-- THE INPUT --
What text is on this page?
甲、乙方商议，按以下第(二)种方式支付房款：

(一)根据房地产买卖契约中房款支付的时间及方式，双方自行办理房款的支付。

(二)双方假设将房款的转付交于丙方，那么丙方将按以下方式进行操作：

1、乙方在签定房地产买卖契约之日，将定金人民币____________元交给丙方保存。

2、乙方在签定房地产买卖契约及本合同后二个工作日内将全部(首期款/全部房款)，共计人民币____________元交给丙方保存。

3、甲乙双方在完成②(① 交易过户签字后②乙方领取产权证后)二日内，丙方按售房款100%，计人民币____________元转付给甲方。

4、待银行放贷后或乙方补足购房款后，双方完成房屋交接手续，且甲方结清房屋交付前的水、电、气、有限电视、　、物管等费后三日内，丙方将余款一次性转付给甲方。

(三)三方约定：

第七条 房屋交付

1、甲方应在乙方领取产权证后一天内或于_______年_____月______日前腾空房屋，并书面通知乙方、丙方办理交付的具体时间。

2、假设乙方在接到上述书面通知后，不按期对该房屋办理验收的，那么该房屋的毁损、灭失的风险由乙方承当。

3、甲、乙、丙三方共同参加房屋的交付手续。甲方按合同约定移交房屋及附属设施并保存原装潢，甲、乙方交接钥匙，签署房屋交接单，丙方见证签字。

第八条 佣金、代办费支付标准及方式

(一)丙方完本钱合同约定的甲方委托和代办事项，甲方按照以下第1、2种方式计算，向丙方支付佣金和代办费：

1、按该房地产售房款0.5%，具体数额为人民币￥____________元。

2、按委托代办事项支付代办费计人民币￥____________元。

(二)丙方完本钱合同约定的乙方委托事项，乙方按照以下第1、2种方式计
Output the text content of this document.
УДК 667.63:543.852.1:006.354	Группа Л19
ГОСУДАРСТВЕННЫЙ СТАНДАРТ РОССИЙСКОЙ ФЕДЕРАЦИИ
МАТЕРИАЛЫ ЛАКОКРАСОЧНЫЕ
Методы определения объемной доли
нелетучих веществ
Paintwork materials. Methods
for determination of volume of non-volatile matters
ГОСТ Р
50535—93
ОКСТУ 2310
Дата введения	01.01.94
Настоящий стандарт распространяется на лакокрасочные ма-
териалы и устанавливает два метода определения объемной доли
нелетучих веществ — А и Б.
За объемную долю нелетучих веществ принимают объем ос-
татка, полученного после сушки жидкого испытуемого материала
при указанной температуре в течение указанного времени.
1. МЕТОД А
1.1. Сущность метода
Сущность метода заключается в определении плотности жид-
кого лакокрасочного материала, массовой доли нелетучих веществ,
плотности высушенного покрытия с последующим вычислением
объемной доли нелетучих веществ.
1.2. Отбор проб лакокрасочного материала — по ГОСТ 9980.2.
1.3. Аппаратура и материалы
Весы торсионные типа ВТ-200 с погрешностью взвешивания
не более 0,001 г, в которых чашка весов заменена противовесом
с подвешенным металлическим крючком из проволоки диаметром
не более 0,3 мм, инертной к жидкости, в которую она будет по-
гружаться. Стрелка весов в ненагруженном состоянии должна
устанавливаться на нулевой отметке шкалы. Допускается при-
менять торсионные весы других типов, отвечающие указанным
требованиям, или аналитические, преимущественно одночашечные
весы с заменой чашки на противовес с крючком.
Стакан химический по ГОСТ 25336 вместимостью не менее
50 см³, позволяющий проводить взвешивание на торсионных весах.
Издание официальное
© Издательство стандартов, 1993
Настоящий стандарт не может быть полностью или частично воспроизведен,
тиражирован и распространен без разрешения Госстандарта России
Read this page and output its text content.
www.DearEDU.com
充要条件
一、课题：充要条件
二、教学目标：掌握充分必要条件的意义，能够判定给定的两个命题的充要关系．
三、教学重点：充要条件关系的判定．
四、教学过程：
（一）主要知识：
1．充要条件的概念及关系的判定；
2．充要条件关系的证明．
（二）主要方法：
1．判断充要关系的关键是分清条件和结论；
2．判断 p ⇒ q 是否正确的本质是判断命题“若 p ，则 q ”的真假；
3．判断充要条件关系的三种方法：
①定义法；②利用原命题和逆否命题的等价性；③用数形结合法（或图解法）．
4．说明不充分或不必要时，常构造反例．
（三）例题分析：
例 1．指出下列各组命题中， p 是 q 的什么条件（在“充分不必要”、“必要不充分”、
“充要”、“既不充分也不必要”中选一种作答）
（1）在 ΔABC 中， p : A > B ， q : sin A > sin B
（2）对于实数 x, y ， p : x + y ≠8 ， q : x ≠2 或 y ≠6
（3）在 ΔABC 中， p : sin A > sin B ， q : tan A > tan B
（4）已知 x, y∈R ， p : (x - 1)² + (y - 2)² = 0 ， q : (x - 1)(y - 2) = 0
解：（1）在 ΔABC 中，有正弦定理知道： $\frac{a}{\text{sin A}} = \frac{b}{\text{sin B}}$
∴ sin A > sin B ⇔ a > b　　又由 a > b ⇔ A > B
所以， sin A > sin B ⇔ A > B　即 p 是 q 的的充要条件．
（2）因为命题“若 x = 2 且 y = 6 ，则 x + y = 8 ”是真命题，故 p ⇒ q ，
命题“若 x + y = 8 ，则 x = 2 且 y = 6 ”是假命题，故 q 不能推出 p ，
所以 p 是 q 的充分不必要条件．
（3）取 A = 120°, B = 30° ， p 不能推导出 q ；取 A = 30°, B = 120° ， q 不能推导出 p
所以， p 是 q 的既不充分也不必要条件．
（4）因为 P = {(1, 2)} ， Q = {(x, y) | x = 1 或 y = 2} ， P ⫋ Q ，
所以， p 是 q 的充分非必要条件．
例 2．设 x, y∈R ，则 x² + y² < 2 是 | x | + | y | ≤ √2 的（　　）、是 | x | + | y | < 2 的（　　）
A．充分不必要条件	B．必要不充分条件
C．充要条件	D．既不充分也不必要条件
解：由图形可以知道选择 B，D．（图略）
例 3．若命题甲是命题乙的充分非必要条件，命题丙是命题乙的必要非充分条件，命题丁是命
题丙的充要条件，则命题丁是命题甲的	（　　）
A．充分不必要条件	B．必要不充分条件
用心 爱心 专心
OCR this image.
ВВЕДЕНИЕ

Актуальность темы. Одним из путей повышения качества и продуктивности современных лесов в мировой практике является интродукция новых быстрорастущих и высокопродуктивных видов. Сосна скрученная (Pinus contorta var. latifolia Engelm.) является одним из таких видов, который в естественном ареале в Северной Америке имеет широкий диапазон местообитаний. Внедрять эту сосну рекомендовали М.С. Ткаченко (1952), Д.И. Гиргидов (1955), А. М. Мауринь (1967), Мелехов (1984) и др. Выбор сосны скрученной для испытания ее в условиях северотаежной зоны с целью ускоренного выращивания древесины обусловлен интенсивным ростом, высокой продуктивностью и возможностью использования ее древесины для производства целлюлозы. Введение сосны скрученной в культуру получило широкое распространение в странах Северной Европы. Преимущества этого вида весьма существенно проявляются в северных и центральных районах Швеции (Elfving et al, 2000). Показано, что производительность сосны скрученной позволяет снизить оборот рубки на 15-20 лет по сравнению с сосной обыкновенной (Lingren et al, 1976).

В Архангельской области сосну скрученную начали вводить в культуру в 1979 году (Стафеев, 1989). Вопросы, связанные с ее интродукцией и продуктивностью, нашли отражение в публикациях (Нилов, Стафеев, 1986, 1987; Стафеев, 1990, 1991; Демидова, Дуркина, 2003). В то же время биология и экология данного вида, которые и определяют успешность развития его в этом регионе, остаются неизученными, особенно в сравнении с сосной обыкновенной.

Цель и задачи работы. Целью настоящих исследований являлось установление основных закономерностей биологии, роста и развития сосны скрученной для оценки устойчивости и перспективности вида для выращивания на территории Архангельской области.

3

-- GIVEN PROBLEM --
From the listing, copy each line containing the word "ГОСТ".

-- WORKED SOLUTION --
ГОСТ Р
1.2. Отбор проб лакокрасочного материала — по ГОСТ 9980.2.
Стакан химический по ГОСТ 25336 вместимостью не менее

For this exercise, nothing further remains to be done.